··· MATERIAL FOR THIS TASK ···
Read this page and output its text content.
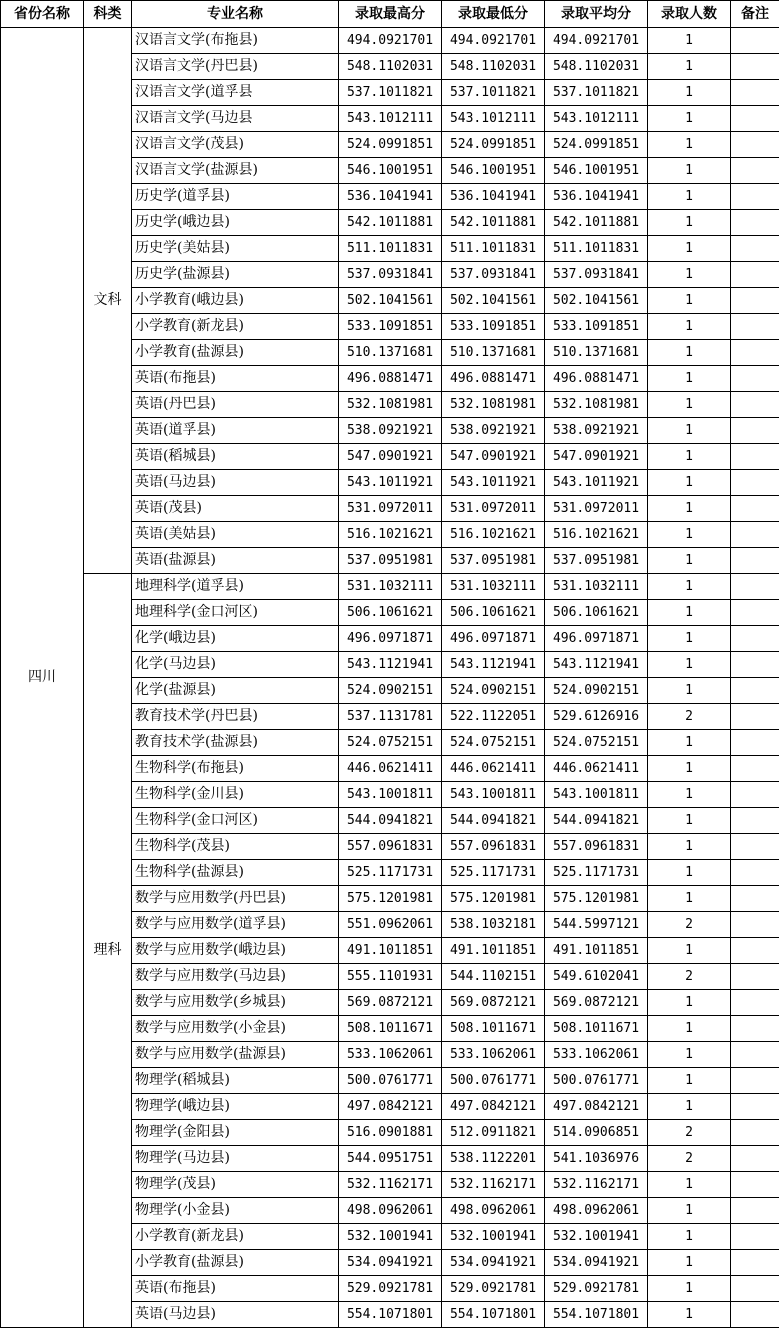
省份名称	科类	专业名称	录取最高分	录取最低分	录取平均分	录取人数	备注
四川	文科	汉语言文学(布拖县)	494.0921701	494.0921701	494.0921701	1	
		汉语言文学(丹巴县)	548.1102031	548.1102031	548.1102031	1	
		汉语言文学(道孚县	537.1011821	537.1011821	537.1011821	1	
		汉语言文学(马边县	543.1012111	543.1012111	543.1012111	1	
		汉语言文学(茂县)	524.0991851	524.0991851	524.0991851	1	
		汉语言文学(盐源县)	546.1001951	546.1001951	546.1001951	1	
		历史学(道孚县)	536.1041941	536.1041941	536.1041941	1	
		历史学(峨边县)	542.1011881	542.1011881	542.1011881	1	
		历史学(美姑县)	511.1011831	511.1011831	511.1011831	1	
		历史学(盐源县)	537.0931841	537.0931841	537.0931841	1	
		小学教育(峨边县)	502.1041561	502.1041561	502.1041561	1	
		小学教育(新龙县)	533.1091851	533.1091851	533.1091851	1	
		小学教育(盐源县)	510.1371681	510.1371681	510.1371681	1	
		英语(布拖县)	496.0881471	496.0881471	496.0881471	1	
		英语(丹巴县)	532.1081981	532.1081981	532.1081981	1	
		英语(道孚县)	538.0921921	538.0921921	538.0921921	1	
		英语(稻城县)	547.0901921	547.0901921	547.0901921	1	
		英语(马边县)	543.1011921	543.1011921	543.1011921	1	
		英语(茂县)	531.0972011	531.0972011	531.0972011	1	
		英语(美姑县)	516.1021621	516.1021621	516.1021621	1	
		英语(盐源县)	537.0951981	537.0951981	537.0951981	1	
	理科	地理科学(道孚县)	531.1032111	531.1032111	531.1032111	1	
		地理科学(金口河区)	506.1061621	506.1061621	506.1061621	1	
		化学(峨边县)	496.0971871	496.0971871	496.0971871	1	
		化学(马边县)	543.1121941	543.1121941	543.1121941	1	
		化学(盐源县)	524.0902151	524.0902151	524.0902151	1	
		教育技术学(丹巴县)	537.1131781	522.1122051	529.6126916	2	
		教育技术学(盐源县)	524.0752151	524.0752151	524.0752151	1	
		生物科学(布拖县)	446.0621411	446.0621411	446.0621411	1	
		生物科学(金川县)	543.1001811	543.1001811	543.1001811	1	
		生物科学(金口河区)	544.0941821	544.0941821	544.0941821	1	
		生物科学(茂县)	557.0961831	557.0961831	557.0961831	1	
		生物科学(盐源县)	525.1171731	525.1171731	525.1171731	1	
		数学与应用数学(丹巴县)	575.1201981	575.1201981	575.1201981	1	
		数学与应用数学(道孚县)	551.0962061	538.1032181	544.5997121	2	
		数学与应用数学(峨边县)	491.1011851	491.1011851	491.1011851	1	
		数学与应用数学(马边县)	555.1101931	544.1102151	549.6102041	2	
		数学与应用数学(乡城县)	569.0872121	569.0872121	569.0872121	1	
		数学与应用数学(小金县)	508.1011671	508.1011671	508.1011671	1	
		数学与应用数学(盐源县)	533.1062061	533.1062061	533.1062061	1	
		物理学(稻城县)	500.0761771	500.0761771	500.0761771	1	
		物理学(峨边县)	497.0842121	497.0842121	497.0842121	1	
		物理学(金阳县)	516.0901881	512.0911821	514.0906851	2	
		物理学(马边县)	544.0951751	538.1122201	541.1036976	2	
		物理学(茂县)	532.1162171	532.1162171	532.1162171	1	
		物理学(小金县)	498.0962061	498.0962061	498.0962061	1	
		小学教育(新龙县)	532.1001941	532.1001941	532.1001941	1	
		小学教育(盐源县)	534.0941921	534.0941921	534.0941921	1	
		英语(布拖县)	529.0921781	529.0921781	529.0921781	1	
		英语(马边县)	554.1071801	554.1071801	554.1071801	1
···
(INSTRUCTION) In the records above, find the lines containing "数学与应用数学" and copy them.

(THE REPLY)
		数学与应用数学(丹巴县)	575.1201981	575.1201981	575.1201981	1	
		数学与应用数学(道孚县)	551.0962061	538.1032181	544.5997121	2	
		数学与应用数学(峨边县)	491.1011851	491.1011851	491.1011851	1	
		数学与应用数学(马边县)	555.1101931	544.1102151	549.6102041	2	
		数学与应用数学(乡城县)	569.0872121	569.0872121	569.0872121	1	
		数学与应用数学(小金县)	508.1011671	508.1011671	508.1011671	1	
		数学与应用数学(盐源县)	533.1062061	533.1062061	533.1062061	1	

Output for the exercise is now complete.